SUPPLIED DATA
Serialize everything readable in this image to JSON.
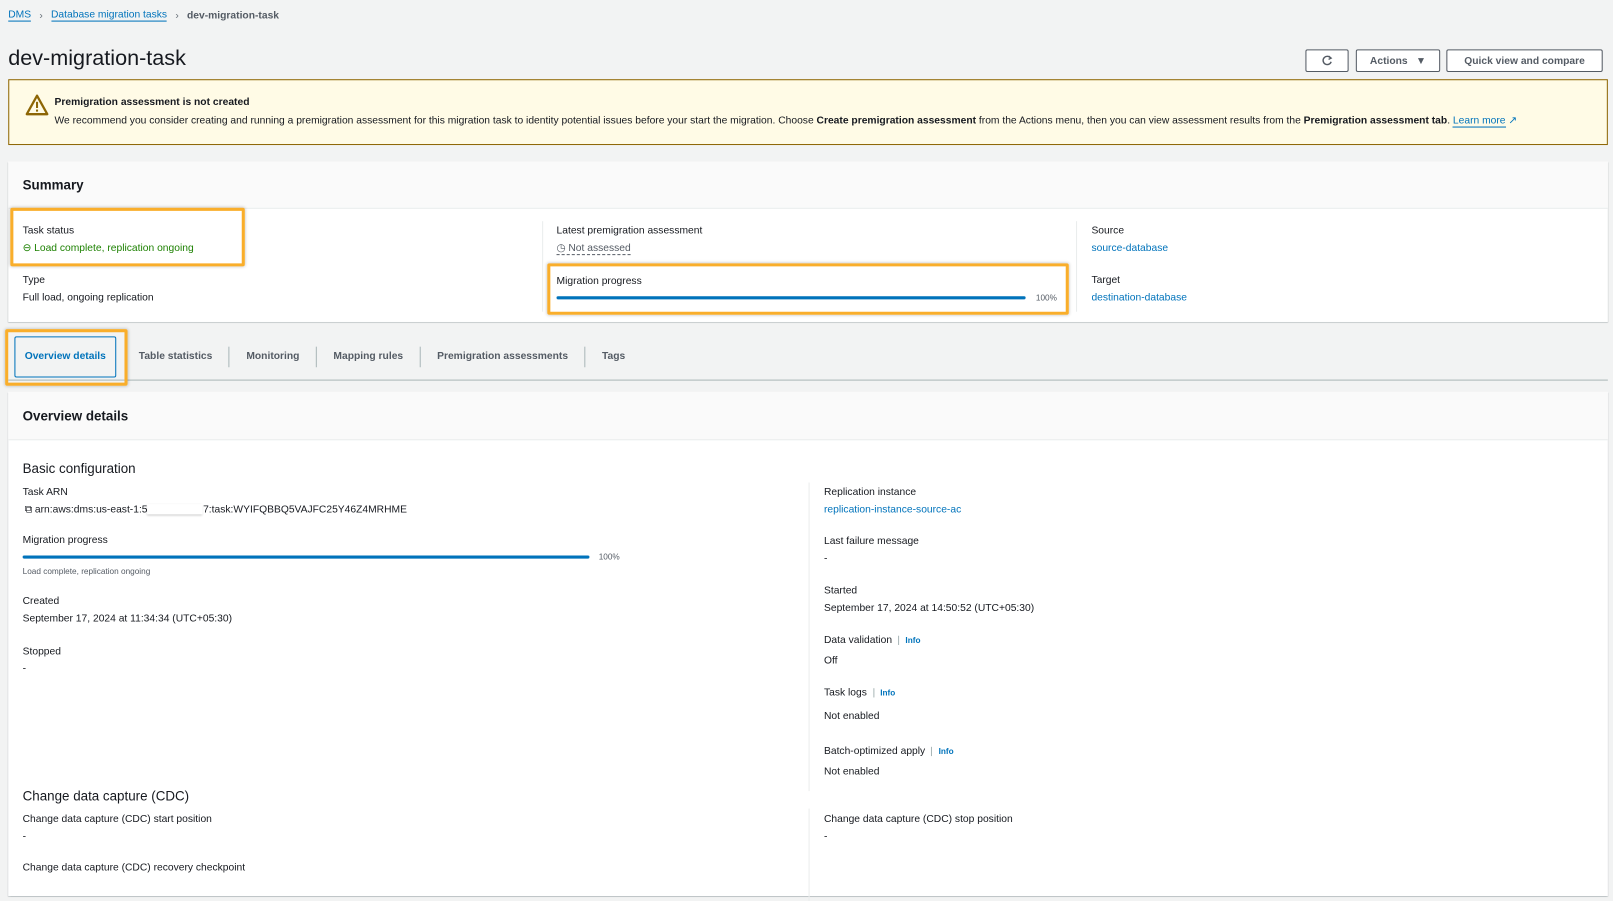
{
  "breadcrumb": [
    {
      "label": "DMS"
    },
    {
      "label": "Database migration tasks"
    },
    {
      "label": "dev-migration-task"
    }
  ],
  "page_title": "dev-migration-task",
  "header_buttons": {
    "refresh_icon": "refresh-icon",
    "actions": "Actions",
    "quick_view": "Quick view and compare"
  },
  "alert": {
    "title": "Premigration assessment is not created",
    "text_1": "We recommend you consider creating and running a premigration assessment for this migration task to identity potential issues before your start the migration. Choose ",
    "bold_1": "Create premigration assessment",
    "text_2": " from the Actions menu, then you can view assessment results from the ",
    "bold_2": "Premigration assessment tab",
    "text_3": ". ",
    "learn_more": "Learn more",
    "icon": "warning-icon",
    "color": "#8d6605"
  },
  "summary": {
    "title": "Summary",
    "task_status_label": "Task status",
    "task_status": "Load complete, replication ongoing",
    "type_label": "Type",
    "type": "Full load, ongoing replication",
    "assessment_label": "Latest premigration assessment",
    "assessment": "Not assessed",
    "progress_label": "Migration progress",
    "progress_percent": 100,
    "progress_text": "100%",
    "source_label": "Source",
    "source": "source-database",
    "target_label": "Target",
    "target": "destination-database"
  },
  "tabs": [
    {
      "label": "Overview details",
      "active": true
    },
    {
      "label": "Table statistics"
    },
    {
      "label": "Monitoring"
    },
    {
      "label": "Mapping rules"
    },
    {
      "label": "Premigration assessments"
    },
    {
      "label": "Tags"
    }
  ],
  "overview": {
    "title": "Overview details",
    "basic_config": "Basic configuration",
    "task_arn_label": "Task ARN",
    "task_arn_prefix": "arn:aws:dms:us-east-1:5",
    "task_arn_suffix": "7:task:WYIFQBBQ5VAJFC25Y46Z4MRHME",
    "progress_label": "Migration progress",
    "progress_percent": 100,
    "progress_text": "100%",
    "progress_status": "Load complete, replication ongoing",
    "created_label": "Created",
    "created": "September 17, 2024 at 11:34:34 (UTC+05:30)",
    "stopped_label": "Stopped",
    "stopped": "-",
    "replication_instance_label": "Replication instance",
    "replication_instance": "replication-instance-source-ac",
    "last_failure_label": "Last failure message",
    "last_failure": "-",
    "started_label": "Started",
    "started": "September 17, 2024 at 14:50:52 (UTC+05:30)",
    "data_validation_label": "Data validation",
    "data_validation": "Off",
    "task_logs_label": "Task logs",
    "task_logs": "Not enabled",
    "batch_label": "Batch-optimized apply",
    "batch": "Not enabled",
    "info": "Info",
    "cdc_title": "Change data capture (CDC)",
    "cdc_start_label": "Change data capture (CDC) start position",
    "cdc_start": "-",
    "cdc_stop_label": "Change data capture (CDC) stop position",
    "cdc_stop": "-",
    "cdc_recovery_label": "Change data capture (CDC) recovery checkpoint"
  },
  "highlight_color": "#f9ae2b"
}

YOUR INSTRUCTIONS
Check every line for "complete" and show the ones that have it.

TASK RESPONSE
    "task_status": "Load complete, replication ongoing",
    "progress_status": "Load complete, replication ongoing",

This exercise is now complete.